**Aim of the exercise**
Write out the full set of records exactly. Any pictures in them do not belong in the copy.

---- Input for this task

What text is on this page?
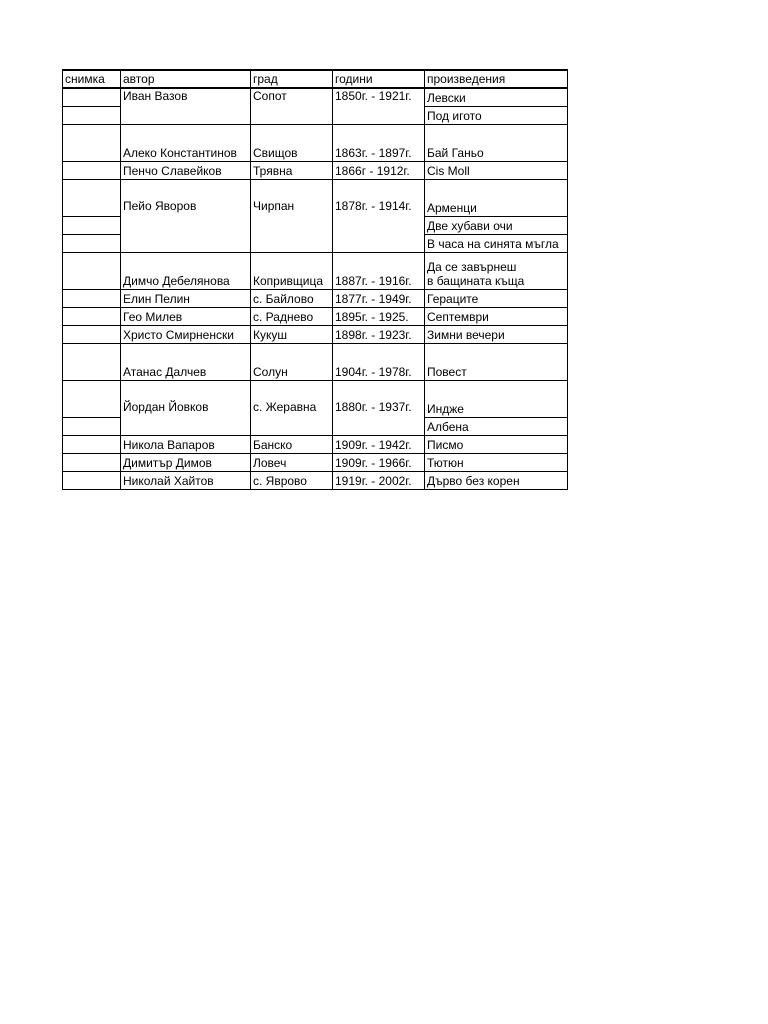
снимка	автор	град	години	произведения
	Иван Вазов	Сопот	1850г. - 1921г.	Левски
				Под игото
	Алеко Константинов	Свищов	1863г. - 1897г.	Бай Ганьо
	Пенчо Славейков	Трявна	1866г - 1912г.	Cis Moll
	Пейо Яворов	Чирпан	1878г. - 1914г.	Арменци
				Две хубави очи
				В часа на синята мъгла
	Димчо Дебелянова	Копривщица	1887г. - 1916г.	Да се завърнеш
в бащината къща

	Елин Пелин	с. Байлово	1877г. - 1949г.	Гераците
	Гео Милев	с. Раднево	1895г. - 1925.	Септември
	Христо Смирненски	Кукуш	1898г. - 1923г.	Зимни вечери
	Атанас Далчев	Солун	1904г. - 1978г.	Повест
	Йордан Йовков	с. Жеравна	1880г. - 1937г.	Индже
				Албена
	Никола Вапаров	Банско	1909г. - 1942г.	Писмо
	Димитър Димов	Ловеч	1909г. - 1966г.	Тютюн
	Николай Хайтов	с. Яврово	1919г. - 2002г.	Дърво без корен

--------

**Completed exercise**
What text is on this page?
снимка	автор	град	години	произведения
	Иван Вазов	Сопот	1850г. - 1921г.	Левски
				Под игото
	Алеко Константинов	Свищов	1863г. - 1897г.	Бай Ганьо
	Пенчо Славейков	Трявна	1866г - 1912г.	Cis Moll
	Пейо Яворов	Чирпан	1878г. - 1914г.	Арменци
				Две хубави очи
				В часа на синята мъгла
	Димчо Дебелянова	Копривщица	1887г. - 1916г.	Да се завърнеш
в бащината къща

	Елин Пелин	с. Байлово	1877г. - 1949г.	Гераците
	Гео Милев	с. Раднево	1895г. - 1925.	Септември
	Христо Смирненски	Кукуш	1898г. - 1923г.	Зимни вечери
	Атанас Далчев	Солун	1904г. - 1978г.	Повест
	Йордан Йовков	с. Жеравна	1880г. - 1937г.	Индже
				Албена
	Никола Вапаров	Банско	1909г. - 1942г.	Писмо
	Димитър Димов	Ловеч	1909г. - 1966г.	Тютюн
	Николай Хайтов	с. Яврово	1919г. - 2002г.	Дърво без корен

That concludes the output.